[Written task]: Identify, in the records below, every line where the string "name" appears, and copy each such line.

[Collected data entries]
********************

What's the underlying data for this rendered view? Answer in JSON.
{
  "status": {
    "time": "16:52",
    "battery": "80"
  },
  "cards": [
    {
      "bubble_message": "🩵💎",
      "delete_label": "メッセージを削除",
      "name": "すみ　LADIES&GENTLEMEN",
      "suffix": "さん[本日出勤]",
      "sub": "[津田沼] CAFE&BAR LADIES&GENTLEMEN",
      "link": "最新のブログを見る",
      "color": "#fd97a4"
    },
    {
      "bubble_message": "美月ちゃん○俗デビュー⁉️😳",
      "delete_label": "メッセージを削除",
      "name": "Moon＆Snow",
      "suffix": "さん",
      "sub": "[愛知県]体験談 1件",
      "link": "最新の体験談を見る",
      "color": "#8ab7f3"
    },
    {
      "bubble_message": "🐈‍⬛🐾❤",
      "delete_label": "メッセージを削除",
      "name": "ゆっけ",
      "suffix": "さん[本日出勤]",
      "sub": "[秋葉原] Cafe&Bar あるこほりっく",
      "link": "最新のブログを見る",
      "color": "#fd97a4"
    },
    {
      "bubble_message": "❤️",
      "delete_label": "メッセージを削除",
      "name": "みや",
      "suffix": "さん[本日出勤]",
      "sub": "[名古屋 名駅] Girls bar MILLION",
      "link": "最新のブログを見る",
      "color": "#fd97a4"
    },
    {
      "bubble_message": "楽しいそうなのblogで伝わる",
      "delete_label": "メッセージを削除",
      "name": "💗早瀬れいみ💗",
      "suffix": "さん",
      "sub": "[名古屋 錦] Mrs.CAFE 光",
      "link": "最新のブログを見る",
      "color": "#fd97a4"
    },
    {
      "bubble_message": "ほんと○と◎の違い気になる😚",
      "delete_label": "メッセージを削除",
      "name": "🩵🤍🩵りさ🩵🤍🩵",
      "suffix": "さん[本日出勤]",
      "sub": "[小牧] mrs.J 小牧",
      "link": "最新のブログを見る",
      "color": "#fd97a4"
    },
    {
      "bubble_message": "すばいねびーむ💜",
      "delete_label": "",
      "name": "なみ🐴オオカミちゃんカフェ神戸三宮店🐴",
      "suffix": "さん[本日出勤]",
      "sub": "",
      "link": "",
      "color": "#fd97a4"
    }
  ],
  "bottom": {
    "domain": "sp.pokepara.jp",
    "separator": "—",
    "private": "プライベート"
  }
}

********************

[Final result]:
      "name": "すみ　LADIES&GENTLEMEN",
      "name": "Moon＆Snow",
      "name": "ゆっけ",
      "name": "みや",
      "name": "💗早瀬れいみ💗",
      "name": "🩵🤍🩵りさ🩵🤍🩵",
      "name": "なみ🐴オオカミちゃんカフェ神戸三宮店🐴",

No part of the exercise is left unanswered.